┌────────
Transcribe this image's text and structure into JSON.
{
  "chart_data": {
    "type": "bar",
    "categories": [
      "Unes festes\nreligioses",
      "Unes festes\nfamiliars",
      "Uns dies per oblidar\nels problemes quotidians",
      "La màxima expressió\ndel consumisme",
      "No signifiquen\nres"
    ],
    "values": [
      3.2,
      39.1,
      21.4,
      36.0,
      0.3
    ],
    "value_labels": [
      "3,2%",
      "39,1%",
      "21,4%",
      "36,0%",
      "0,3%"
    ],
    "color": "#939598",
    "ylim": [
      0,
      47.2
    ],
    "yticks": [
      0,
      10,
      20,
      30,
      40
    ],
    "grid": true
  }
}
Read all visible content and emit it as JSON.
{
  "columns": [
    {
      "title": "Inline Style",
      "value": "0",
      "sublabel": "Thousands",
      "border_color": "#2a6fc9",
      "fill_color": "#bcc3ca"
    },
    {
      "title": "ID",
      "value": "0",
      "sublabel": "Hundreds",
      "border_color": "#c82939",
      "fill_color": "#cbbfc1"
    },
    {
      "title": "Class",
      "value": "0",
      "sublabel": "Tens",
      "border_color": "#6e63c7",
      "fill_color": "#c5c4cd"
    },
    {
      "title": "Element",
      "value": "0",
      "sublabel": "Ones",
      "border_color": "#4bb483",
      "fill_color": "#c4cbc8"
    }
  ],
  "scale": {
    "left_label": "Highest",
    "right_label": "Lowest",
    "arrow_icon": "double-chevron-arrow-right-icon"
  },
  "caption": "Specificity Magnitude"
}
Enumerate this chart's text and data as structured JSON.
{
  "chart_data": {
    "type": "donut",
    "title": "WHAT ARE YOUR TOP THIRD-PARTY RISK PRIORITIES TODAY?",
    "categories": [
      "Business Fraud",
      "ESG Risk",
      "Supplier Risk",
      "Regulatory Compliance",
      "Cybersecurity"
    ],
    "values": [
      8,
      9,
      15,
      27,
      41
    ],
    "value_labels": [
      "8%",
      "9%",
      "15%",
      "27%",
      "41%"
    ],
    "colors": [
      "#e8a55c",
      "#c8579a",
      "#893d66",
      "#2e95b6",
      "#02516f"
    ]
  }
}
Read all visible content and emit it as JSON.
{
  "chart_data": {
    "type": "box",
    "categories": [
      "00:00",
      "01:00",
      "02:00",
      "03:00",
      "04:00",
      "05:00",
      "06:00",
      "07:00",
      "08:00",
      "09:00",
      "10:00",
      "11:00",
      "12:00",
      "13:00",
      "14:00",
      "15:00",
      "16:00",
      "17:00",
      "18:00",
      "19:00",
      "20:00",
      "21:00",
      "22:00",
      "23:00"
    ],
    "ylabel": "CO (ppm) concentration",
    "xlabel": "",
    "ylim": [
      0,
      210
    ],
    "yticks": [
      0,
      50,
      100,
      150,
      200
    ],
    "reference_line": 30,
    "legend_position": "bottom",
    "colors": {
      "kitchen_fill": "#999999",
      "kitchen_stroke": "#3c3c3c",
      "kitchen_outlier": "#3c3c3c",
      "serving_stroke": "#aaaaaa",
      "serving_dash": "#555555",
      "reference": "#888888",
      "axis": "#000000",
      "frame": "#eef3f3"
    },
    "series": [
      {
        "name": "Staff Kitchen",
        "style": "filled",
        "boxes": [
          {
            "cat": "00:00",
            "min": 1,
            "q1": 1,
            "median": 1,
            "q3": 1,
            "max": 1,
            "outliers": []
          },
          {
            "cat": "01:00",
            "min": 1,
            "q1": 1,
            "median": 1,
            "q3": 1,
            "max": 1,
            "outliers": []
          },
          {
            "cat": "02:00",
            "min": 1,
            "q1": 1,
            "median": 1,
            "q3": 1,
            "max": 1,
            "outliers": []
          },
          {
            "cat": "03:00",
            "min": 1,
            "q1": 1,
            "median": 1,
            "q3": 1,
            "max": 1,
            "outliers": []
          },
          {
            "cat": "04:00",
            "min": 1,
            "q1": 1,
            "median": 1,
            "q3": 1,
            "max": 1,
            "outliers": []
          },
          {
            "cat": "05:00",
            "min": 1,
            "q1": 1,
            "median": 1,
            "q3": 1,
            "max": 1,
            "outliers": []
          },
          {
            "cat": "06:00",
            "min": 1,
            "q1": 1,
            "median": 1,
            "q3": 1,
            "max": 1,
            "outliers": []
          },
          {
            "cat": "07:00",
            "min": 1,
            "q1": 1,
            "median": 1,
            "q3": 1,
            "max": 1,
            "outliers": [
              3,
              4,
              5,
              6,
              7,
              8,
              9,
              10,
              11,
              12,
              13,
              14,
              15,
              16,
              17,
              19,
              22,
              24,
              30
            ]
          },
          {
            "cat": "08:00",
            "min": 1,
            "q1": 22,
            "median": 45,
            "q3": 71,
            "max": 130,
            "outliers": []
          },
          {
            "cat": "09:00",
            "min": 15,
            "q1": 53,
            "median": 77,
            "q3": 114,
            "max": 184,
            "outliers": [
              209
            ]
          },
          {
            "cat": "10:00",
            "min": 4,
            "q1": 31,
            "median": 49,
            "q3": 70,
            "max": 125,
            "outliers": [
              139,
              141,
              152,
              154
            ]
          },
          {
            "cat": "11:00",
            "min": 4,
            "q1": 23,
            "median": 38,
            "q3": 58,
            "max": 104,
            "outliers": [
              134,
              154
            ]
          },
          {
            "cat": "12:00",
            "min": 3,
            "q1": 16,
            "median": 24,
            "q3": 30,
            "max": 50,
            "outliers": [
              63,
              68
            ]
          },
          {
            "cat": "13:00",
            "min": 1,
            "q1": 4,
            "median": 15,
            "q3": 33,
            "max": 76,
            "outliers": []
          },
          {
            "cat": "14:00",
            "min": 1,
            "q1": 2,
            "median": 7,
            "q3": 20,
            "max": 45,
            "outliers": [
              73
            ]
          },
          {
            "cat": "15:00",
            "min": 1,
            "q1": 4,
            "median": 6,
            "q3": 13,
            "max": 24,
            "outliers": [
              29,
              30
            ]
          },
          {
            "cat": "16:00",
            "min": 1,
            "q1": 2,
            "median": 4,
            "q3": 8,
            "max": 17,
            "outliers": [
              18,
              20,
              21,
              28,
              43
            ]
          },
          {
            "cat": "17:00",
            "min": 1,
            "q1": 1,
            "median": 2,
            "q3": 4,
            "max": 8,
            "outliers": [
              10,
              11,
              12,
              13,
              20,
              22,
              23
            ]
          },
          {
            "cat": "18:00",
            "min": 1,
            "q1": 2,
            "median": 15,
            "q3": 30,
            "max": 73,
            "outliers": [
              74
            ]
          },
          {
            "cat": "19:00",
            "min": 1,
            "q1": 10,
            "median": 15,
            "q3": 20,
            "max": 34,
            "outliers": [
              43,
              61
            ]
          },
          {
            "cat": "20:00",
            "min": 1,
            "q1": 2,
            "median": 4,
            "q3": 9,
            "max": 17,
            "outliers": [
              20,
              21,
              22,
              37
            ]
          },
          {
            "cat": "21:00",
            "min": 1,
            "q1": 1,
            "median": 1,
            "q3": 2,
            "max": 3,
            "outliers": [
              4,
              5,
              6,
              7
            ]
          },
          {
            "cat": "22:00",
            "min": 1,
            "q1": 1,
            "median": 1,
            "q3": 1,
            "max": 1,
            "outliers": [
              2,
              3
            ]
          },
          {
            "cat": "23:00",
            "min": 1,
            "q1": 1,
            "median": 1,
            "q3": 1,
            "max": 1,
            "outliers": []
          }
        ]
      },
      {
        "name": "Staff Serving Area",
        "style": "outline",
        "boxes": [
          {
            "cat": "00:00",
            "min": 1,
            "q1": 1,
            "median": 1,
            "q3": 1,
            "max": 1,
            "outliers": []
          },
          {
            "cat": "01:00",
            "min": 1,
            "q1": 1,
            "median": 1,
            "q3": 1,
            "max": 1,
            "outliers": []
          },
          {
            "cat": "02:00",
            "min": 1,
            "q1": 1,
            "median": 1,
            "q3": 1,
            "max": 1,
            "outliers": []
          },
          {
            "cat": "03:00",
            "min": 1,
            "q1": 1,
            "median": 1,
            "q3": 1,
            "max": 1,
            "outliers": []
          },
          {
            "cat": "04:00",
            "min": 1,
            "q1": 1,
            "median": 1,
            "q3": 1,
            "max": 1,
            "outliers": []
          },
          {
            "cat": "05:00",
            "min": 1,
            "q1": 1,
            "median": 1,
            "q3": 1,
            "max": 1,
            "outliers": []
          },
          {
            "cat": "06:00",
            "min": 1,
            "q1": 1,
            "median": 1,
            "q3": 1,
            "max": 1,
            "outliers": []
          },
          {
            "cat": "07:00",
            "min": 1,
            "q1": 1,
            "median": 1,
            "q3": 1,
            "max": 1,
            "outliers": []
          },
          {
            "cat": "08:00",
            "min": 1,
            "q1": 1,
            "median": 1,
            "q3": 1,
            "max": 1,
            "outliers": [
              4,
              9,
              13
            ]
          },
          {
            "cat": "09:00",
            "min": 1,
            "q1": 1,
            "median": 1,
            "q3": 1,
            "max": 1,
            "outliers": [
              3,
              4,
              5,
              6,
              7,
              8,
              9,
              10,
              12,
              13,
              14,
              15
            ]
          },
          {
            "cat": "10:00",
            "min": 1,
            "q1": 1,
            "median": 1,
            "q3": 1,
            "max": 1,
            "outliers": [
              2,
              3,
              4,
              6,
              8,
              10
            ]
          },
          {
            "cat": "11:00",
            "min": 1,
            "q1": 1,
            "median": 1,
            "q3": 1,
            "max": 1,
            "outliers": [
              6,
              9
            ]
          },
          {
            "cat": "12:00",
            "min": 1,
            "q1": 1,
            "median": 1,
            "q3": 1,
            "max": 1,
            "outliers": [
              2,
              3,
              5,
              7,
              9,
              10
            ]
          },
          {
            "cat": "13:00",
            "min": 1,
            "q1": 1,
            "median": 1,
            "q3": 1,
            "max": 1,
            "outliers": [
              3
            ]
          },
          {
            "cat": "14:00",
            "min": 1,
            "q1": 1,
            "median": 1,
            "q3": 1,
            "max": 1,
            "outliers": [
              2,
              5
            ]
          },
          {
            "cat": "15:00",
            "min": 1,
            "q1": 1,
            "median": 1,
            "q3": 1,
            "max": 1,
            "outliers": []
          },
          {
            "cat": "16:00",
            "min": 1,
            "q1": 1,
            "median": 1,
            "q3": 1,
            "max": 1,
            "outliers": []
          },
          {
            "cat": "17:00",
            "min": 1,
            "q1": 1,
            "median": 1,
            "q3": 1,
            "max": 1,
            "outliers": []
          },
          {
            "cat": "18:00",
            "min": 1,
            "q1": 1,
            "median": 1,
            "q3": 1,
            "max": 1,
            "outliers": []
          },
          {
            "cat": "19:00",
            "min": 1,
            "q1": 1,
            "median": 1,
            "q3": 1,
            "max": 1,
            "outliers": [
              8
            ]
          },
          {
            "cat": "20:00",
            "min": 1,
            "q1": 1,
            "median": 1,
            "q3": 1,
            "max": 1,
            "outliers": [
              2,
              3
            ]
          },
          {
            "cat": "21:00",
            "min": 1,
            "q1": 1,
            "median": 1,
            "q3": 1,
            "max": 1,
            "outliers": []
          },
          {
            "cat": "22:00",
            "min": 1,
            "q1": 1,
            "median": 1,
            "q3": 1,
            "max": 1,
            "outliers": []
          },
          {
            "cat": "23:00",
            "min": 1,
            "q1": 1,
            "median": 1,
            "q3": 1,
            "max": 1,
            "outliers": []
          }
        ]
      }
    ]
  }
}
└────────
Supply the count of lines in the entries that contain the word "text", and nothing besides.

2